- [Tasks]:
[1] Copy the passage on unsafePerformIO and connection pools word for word, from "Yes, you can" to "consider your refactor.".
[2] In the passage on unsafePerformIO and connection pools, how often does the refactored sendStatement create a new connection pool?

- [Source document]:
* * * *

The various config/state objects are not statically known. They remain unknown until runtime. You need unsafePerformIO here in order to be able to refer to these config/state objects from within instance declarations. For example, instance Database needs to be able to refer to mainPool :: ConnectionPool in order to implement sendStatement :: SqlStatement -> [SqlValue] -> IO DatabaseResult.

mainPool :: ConnectionPool
mainPool = unsafePerformIO $ ...

instance Database where
  sendStatement :: SqlStatement -> [SqlValue] -> IO DatabaseResult
  sendStatement qry args = libfooWithConnPool mainPool (prepare qry args)

But, you interject, sendStatement returns an IO _! Can't we refactor to mainPool :: IO ConnectionPool by omitting unsafePerformIO, and then bind the Connection in the definition of sendStatement?

mainPool :: IO ConnectionPool
mainPool = ...

instance Database where
  sendStatement :: SqlStatement -> [SqlValue] -> IO DatabaseResult
  sendStatement qry args = mainPool >>= \pool -> libfooWithConnPool pool (prepare qry args)

Yes, you can do that, here's the subtle thing. Look closely at the new signature for mainPool. We have mainPool :: IO ConnectionPool. A lot of people would interpret that as "an effectful connection pool," or put another way, "a connection pool that does some I/O when you use it." But that's not what IO ConnectionPool means. mainPool can't "[do] I/O when you use it." Nothing in Haskell can "[do] I/O when you use it." The type IO ConnectionPool doesn't mean mainPool is "an effectful connection pool." (What does "effectful" even mean, anyway?) The type IO ConnectionPool means that mainPool is a program that, when executed, will return a connection pool on a successful exit.

So what, isn't that just philosophy? No, not at all. The understanding of this meaning has profound implications for the meaning of our overall program. In particular, consider your refactor.

mainPool yields a connection pool, presumably by connecting. mainPool is a program that, when executed, will create a database connection pool. From this, we see that the refactored sendStatement means "a program that, when executed, will create a database connection pool, use that pool to send a statement, and then return the response from the database." It will create a new connection pool every time it's run.

If we want to be able to use a single connection pool and not reconnect every place sendStatement is used, we need access to an actual ConnectionPool. Having access to an IO ConnectionPool is not enough.

* * * *

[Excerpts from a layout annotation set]
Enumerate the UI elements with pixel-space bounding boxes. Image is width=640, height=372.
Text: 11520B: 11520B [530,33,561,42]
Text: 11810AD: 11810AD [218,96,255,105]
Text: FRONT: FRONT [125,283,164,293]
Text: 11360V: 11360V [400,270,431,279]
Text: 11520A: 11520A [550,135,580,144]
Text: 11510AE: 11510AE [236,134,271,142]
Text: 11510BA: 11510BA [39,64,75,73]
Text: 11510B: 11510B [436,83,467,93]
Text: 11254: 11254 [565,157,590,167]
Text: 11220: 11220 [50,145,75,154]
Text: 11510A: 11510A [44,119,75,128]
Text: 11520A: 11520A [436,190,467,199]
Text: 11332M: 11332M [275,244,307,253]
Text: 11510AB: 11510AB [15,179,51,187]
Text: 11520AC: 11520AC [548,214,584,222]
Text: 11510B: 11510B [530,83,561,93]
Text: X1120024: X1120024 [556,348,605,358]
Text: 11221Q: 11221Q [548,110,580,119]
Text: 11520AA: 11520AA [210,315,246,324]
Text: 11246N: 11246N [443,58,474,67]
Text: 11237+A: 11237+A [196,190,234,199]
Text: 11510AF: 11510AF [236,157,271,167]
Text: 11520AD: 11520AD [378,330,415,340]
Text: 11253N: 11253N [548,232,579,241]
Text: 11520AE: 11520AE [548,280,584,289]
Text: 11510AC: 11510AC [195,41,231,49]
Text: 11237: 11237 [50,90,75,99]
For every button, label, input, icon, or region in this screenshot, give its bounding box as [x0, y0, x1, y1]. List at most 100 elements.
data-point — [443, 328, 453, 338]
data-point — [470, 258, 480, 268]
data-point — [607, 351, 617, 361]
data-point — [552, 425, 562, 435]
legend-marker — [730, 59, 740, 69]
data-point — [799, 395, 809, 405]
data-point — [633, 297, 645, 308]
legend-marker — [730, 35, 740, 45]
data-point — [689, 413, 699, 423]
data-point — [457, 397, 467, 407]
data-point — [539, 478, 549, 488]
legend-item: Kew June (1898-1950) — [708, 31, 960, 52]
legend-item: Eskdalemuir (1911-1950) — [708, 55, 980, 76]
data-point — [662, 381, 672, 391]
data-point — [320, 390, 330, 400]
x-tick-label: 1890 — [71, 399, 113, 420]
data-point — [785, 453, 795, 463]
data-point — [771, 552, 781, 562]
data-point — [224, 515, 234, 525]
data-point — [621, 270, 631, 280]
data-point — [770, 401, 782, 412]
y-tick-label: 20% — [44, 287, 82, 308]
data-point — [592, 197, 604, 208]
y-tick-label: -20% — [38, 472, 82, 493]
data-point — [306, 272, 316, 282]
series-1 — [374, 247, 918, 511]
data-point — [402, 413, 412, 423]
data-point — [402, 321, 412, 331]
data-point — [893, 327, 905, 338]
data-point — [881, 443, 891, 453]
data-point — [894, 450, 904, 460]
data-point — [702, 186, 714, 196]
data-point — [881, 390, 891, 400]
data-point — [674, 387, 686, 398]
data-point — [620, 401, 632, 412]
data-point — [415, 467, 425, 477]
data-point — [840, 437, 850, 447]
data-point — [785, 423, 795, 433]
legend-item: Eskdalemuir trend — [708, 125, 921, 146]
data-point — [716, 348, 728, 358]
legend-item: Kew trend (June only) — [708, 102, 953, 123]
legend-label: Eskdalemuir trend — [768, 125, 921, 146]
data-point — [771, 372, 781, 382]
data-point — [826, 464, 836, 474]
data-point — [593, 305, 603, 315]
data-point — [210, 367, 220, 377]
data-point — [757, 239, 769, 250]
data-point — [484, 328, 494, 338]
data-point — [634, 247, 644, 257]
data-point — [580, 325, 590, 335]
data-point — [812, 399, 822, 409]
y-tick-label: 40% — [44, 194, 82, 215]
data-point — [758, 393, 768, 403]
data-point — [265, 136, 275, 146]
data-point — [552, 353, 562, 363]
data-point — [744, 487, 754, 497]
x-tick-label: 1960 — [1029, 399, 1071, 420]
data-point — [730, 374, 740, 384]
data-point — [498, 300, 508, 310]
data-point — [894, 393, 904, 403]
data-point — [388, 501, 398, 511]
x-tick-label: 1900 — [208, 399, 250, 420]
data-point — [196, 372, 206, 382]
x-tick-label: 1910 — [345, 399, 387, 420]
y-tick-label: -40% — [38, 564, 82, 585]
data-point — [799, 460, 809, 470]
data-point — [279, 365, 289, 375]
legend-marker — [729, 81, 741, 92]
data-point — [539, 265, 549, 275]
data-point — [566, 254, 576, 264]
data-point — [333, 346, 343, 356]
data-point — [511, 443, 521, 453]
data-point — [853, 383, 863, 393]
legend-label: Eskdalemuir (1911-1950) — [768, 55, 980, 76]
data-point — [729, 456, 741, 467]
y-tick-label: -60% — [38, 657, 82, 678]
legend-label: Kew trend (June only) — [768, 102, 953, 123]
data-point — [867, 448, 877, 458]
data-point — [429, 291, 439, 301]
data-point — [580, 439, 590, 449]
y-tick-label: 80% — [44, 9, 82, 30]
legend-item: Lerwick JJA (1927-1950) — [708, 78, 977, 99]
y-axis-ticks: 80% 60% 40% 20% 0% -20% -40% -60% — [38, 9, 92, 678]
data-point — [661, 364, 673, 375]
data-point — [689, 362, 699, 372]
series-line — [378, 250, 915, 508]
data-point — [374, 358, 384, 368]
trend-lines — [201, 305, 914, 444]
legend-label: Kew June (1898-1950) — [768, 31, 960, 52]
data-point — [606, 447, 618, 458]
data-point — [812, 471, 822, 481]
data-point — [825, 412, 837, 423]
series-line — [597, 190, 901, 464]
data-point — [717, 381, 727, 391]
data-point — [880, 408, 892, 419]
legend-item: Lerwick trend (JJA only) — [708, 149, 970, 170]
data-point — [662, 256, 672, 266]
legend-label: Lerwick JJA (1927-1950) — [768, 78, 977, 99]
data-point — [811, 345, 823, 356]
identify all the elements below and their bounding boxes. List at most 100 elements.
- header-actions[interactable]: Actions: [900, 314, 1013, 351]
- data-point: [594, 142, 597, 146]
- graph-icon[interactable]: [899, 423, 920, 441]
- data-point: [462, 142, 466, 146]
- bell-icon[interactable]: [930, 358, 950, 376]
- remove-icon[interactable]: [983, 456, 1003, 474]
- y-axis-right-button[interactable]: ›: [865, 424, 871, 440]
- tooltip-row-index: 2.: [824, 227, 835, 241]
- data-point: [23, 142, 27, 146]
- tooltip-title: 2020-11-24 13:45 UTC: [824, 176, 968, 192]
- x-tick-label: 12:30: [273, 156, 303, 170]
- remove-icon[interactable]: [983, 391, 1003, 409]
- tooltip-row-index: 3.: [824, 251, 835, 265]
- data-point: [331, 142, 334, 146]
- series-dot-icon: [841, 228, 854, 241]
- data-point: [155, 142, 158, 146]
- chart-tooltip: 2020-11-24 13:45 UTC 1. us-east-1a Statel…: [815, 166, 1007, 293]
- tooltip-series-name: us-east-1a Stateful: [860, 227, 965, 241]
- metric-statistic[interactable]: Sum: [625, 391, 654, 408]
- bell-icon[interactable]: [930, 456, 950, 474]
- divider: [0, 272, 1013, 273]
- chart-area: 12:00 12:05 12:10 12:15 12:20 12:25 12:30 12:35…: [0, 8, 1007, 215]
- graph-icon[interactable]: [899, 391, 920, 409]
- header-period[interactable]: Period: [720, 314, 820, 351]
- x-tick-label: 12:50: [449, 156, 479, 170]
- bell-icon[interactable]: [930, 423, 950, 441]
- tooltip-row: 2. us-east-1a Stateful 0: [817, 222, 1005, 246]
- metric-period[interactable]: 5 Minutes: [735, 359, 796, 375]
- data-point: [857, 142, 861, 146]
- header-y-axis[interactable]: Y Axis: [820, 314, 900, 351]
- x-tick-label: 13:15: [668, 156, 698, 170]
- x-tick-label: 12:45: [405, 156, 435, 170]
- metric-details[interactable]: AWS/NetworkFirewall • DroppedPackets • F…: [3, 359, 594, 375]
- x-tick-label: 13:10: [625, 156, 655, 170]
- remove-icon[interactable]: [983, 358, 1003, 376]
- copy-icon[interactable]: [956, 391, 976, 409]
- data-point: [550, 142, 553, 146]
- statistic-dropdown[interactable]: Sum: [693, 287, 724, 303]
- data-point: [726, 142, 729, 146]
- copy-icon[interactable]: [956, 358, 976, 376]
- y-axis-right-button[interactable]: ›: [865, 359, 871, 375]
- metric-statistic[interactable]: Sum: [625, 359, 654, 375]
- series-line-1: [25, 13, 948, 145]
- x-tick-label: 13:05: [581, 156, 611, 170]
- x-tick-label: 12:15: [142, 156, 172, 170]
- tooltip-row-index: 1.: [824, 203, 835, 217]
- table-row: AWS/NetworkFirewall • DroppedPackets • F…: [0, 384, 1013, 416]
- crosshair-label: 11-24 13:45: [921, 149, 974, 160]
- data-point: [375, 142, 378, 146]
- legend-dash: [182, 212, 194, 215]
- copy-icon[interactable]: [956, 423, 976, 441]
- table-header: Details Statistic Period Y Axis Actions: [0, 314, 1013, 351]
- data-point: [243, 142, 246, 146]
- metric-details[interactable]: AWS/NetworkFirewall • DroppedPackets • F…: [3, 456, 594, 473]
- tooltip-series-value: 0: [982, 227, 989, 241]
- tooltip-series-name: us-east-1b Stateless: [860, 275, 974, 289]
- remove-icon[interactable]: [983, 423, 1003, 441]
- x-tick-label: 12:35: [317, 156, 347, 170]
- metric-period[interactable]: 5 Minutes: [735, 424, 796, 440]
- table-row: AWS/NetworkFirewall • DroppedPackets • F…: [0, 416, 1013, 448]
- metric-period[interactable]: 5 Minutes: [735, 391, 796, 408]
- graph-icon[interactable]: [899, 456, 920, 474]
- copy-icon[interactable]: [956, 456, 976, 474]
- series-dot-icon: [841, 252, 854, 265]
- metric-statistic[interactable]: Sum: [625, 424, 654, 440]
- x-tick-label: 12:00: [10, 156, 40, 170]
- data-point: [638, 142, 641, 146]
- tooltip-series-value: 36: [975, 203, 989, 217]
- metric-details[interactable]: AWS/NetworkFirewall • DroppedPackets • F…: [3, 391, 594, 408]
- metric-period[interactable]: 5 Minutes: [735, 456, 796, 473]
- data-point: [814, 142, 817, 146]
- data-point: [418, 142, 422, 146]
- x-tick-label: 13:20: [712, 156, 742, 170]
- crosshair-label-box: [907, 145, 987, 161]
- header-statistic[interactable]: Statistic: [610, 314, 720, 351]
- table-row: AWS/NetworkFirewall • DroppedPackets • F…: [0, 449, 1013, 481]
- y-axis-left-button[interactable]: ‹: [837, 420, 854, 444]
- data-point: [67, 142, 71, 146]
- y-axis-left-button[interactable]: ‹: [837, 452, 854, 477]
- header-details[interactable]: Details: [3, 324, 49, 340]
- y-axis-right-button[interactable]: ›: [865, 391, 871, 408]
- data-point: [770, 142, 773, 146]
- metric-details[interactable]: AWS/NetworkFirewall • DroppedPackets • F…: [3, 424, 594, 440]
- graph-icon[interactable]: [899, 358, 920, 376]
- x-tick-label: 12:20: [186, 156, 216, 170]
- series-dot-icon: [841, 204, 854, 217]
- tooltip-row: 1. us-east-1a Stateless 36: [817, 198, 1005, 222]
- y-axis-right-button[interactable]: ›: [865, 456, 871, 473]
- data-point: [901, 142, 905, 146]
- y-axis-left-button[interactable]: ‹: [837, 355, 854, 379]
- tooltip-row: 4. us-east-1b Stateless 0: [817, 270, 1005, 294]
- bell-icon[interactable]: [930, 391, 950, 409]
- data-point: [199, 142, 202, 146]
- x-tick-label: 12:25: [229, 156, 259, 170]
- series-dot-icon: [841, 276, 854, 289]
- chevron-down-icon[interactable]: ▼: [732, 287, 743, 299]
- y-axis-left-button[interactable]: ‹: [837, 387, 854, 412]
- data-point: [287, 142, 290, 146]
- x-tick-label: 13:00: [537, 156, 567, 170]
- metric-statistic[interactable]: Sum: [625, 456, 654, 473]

* * * *

- [List of solutions]:
[1]
Yes, you can do that, here's the subtle thing. Look closely at the new signature for mainPool. We have mainPool :: IO ConnectionPool. A lot of people would interpret that as "an effectful connection pool," or put another way, "a connection pool that does some I/O when you use it." But that's not what IO ConnectionPool means. mainPool can't "[do] I/O when you use it." Nothing in Haskell can "[do] I/O when you use it." The type IO ConnectionPool doesn't mean mainPool is "an effectful connection pool." (What does "effectful" even mean, anyway?) The type IO ConnectionPool means that mainPool is a program that, when executed, will return a connection pool on a successful exit.

So what, isn't that just philosophy? No, not at all. The understanding of this meaning has profound implications for the meaning of our overall program. In particular, consider your refactor.

[2] Every time it's run.